WHAT IS REQUIRED>
Write each line out exactly, leaving none out.

--- BEGIN MATERIALS PROVIDED ---

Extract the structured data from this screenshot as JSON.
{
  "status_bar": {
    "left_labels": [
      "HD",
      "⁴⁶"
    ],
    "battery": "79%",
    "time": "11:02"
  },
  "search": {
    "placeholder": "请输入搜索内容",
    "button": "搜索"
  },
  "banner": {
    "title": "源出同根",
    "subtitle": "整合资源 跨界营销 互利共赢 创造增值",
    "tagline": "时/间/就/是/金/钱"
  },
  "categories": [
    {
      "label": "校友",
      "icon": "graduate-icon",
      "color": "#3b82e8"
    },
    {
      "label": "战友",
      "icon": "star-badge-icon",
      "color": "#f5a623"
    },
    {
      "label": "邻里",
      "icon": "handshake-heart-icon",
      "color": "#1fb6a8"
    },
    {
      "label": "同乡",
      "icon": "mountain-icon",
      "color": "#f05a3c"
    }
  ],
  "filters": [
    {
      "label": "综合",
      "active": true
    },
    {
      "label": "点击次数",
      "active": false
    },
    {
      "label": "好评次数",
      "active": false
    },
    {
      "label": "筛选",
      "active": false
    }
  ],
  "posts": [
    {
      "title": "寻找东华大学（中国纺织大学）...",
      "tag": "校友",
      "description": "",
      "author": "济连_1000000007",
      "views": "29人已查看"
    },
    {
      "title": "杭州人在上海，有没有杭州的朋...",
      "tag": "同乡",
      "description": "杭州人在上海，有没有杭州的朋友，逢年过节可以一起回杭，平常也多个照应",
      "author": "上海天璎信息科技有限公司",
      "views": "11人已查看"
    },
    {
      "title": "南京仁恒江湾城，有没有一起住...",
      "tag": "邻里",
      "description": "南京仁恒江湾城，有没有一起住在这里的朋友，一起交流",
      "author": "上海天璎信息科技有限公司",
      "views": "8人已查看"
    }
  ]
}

--- END MATERIALS PROVIDED ---

TASK ANSWER>
Extract the structured data from this screenshot as JSON.
{
  "status_bar": {
    "left_labels": [
      "HD",
      "⁴⁶"
    ],
    "battery": "79%",
    "time": "11:02"
  },
  "search": {
    "placeholder": "请输入搜索内容",
    "button": "搜索"
  },
  "banner": {
    "title": "源出同根",
    "subtitle": "整合资源 跨界营销 互利共赢 创造增值",
    "tagline": "时/间/就/是/金/钱"
  },
  "categories": [
    {
      "label": "校友",
      "icon": "graduate-icon",
      "color": "#3b82e8"
    },
    {
      "label": "战友",
      "icon": "star-badge-icon",
      "color": "#f5a623"
    },
    {
      "label": "邻里",
      "icon": "handshake-heart-icon",
      "color": "#1fb6a8"
    },
    {
      "label": "同乡",
      "icon": "mountain-icon",
      "color": "#f05a3c"
    }
  ],
  "filters": [
    {
      "label": "综合",
      "active": true
    },
    {
      "label": "点击次数",
      "active": false
    },
    {
      "label": "好评次数",
      "active": false
    },
    {
      "label": "筛选",
      "active": false
    }
  ],
  "posts": [
    {
      "title": "寻找东华大学（中国纺织大学）...",
      "tag": "校友",
      "description": "",
      "author": "济连_1000000007",
      "views": "29人已查看"
    },
    {
      "title": "杭州人在上海，有没有杭州的朋...",
      "tag": "同乡",
      "description": "杭州人在上海，有没有杭州的朋友，逢年过节可以一起回杭，平常也多个照应",
      "author": "上海天璎信息科技有限公司",
      "views": "11人已查看"
    },
    {
      "title": "南京仁恒江湾城，有没有一起住...",
      "tag": "邻里",
      "description": "南京仁恒江湾城，有没有一起住在这里的朋友，一起交流",
      "author": "上海天璎信息科技有限公司",
      "views": "8人已查看"
    }
  ]
}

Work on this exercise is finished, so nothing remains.